> **REQUEST**
Your task is to transcribe all the entries exactly, excluding pictures.

> **THE INPUT**

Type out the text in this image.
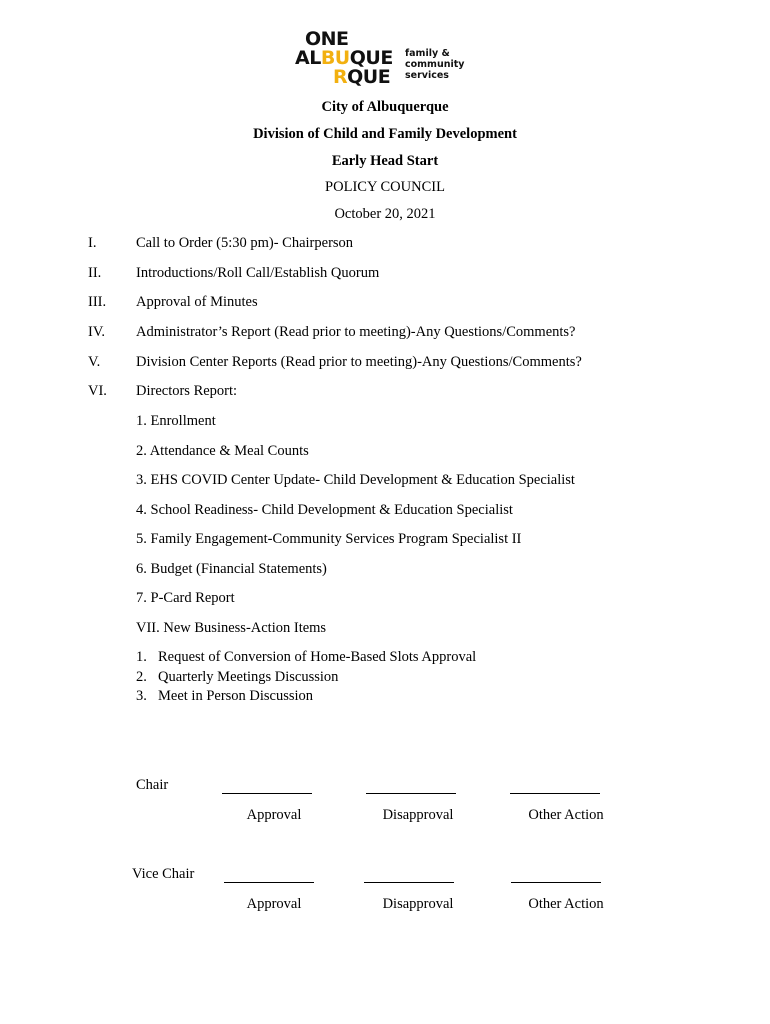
ONE
ALBUQUE
RQUE
family &
community
services
City of Albuquerque
Division of Child and Family Development
Early Head Start
POLICY COUNCIL
October 20, 2021
I.	Call to Order (5:30 pm)- Chairperson
II. Introductions/Roll Call/Establish Quorum
III. Approval of Minutes
IV. Administrator’s Report (Read prior to meeting)-Any Questions/Comments?
V. Division Center Reports (Read prior to meeting)-Any Questions/Comments?
VI. Directors Report:
1. Enrollment
2. Attendance & Meal Counts
3. EHS COVID Center Update- Child Development & Education Specialist
4. School Readiness- Child Development & Education Specialist
5. Family Engagement-Community Services Program Specialist II
6. Budget (Financial Statements)
7. P-Card Report
VII. New Business-Action Items
1. Request of Conversion of Home-Based Slots Approval
2. Quarterly Meetings Discussion
3. Meet in Person Discussion
Chair
Approval	Disapproval	Other Action
Vice Chair
Approval	Disapproval	Other Action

> **FULL ANSWER**
Type out the text in this image.
ONE
ALBUQUE
RQUE
family &
community
services
City of Albuquerque
Division of Child and Family Development
Early Head Start
POLICY COUNCIL
October 20, 2021
I.	Call to Order (5:30 pm)- Chairperson
II. Introductions/Roll Call/Establish Quorum
III. Approval of Minutes
IV. Administrator’s Report (Read prior to meeting)-Any Questions/Comments?
V. Division Center Reports (Read prior to meeting)-Any Questions/Comments?
VI. Directors Report:
1. Enrollment
2. Attendance & Meal Counts
3. EHS COVID Center Update- Child Development & Education Specialist
4. School Readiness- Child Development & Education Specialist
5. Family Engagement-Community Services Program Specialist II
6. Budget (Financial Statements)
7. P-Card Report
VII. New Business-Action Items
1. Request of Conversion of Home-Based Slots Approval
2. Quarterly Meetings Discussion
3. Meet in Person Discussion
Chair
Approval	Disapproval	Other Action
Vice Chair
Approval	Disapproval	Other Action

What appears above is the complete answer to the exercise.